━━ Data shown ━━

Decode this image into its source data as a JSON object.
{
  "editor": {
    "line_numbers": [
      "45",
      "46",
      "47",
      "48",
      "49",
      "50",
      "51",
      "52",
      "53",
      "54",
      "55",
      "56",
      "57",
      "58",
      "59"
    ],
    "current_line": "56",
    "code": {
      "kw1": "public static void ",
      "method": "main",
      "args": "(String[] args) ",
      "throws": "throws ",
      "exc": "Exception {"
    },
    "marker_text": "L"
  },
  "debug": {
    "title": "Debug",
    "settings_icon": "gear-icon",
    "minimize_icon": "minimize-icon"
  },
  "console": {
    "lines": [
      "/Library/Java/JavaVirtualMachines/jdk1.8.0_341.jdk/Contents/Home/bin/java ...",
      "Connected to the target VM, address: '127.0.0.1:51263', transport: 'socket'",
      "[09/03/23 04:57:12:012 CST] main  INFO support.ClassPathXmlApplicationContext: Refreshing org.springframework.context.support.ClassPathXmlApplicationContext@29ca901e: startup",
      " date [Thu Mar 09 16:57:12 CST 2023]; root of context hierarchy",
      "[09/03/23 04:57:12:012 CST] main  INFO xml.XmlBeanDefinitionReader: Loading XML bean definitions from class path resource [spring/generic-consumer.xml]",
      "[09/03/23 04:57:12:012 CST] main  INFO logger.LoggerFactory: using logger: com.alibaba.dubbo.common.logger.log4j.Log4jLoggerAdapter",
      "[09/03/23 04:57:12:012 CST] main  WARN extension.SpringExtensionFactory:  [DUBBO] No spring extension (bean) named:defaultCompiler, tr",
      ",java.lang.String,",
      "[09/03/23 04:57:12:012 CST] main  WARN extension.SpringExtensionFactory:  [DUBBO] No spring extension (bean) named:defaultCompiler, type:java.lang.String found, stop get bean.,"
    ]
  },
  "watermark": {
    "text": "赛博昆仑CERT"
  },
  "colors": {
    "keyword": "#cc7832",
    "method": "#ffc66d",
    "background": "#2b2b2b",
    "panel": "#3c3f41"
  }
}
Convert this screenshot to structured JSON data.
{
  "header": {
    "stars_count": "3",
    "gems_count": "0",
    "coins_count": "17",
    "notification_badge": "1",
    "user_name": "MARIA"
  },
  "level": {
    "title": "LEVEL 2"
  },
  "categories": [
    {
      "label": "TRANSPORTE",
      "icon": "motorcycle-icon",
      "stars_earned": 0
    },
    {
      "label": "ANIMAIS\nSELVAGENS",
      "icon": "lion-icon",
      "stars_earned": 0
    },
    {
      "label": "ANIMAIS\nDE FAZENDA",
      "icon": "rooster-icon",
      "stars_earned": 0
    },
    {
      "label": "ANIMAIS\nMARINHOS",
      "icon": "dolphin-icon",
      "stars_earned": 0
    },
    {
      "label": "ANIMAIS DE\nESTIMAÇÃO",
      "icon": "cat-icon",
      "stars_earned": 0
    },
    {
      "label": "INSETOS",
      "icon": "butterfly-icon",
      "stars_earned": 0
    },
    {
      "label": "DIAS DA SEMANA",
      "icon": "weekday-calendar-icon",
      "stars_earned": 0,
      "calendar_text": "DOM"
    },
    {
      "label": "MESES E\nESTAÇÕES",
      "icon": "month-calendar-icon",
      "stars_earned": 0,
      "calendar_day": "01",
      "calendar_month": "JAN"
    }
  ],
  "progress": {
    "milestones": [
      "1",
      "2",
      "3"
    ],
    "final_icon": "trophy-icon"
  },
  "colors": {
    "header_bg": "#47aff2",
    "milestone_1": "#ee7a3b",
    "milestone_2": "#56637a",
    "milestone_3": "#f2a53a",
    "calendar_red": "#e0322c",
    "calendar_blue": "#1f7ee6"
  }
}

━━━

▸ Task directions:
All of the lines above must be returned exactly.

▸ Finished answer:
Decode this image into its source data as a JSON object.
{
  "editor": {
    "line_numbers": [
      "45",
      "46",
      "47",
      "48",
      "49",
      "50",
      "51",
      "52",
      "53",
      "54",
      "55",
      "56",
      "57",
      "58",
      "59"
    ],
    "current_line": "56",
    "code": {
      "kw1": "public static void ",
      "method": "main",
      "args": "(String[] args) ",
      "throws": "throws ",
      "exc": "Exception {"
    },
    "marker_text": "L"
  },
  "debug": {
    "title": "Debug",
    "settings_icon": "gear-icon",
    "minimize_icon": "minimize-icon"
  },
  "console": {
    "lines": [
      "/Library/Java/JavaVirtualMachines/jdk1.8.0_341.jdk/Contents/Home/bin/java ...",
      "Connected to the target VM, address: '127.0.0.1:51263', transport: 'socket'",
      "[09/03/23 04:57:12:012 CST] main  INFO support.ClassPathXmlApplicationContext: Refreshing org.springframework.context.support.ClassPathXmlApplicationContext@29ca901e: startup",
      " date [Thu Mar 09 16:57:12 CST 2023]; root of context hierarchy",
      "[09/03/23 04:57:12:012 CST] main  INFO xml.XmlBeanDefinitionReader: Loading XML bean definitions from class path resource [spring/generic-consumer.xml]",
      "[09/03/23 04:57:12:012 CST] main  INFO logger.LoggerFactory: using logger: com.alibaba.dubbo.common.logger.log4j.Log4jLoggerAdapter",
      "[09/03/23 04:57:12:012 CST] main  WARN extension.SpringExtensionFactory:  [DUBBO] No spring extension (bean) named:defaultCompiler, tr",
      ",java.lang.String,",
      "[09/03/23 04:57:12:012 CST] main  WARN extension.SpringExtensionFactory:  [DUBBO] No spring extension (bean) named:defaultCompiler, type:java.lang.String found, stop get bean.,"
    ]
  },
  "watermark": {
    "text": "赛博昆仑CERT"
  },
  "colors": {
    "keyword": "#cc7832",
    "method": "#ffc66d",
    "background": "#2b2b2b",
    "panel": "#3c3f41"
  }
}
Convert this screenshot to structured JSON data.
{
  "header": {
    "stars_count": "3",
    "gems_count": "0",
    "coins_count": "17",
    "notification_badge": "1",
    "user_name": "MARIA"
  },
  "level": {
    "title": "LEVEL 2"
  },
  "categories": [
    {
      "label": "TRANSPORTE",
      "icon": "motorcycle-icon",
      "stars_earned": 0
    },
    {
      "label": "ANIMAIS\nSELVAGENS",
      "icon": "lion-icon",
      "stars_earned": 0
    },
    {
      "label": "ANIMAIS\nDE FAZENDA",
      "icon": "rooster-icon",
      "stars_earned": 0
    },
    {
      "label": "ANIMAIS\nMARINHOS",
      "icon": "dolphin-icon",
      "stars_earned": 0
    },
    {
      "label": "ANIMAIS DE\nESTIMAÇÃO",
      "icon": "cat-icon",
      "stars_earned": 0
    },
    {
      "label": "INSETOS",
      "icon": "butterfly-icon",
      "stars_earned": 0
    },
    {
      "label": "DIAS DA SEMANA",
      "icon": "weekday-calendar-icon",
      "stars_earned": 0,
      "calendar_text": "DOM"
    },
    {
      "label": "MESES E\nESTAÇÕES",
      "icon": "month-calendar-icon",
      "stars_earned": 0,
      "calendar_day": "01",
      "calendar_month": "JAN"
    }
  ],
  "progress": {
    "milestones": [
      "1",
      "2",
      "3"
    ],
    "final_icon": "trophy-icon"
  },
  "colors": {
    "header_bg": "#47aff2",
    "milestone_1": "#ee7a3b",
    "milestone_2": "#56637a",
    "milestone_3": "#f2a53a",
    "calendar_red": "#e0322c",
    "calendar_blue": "#1f7ee6"
  }
}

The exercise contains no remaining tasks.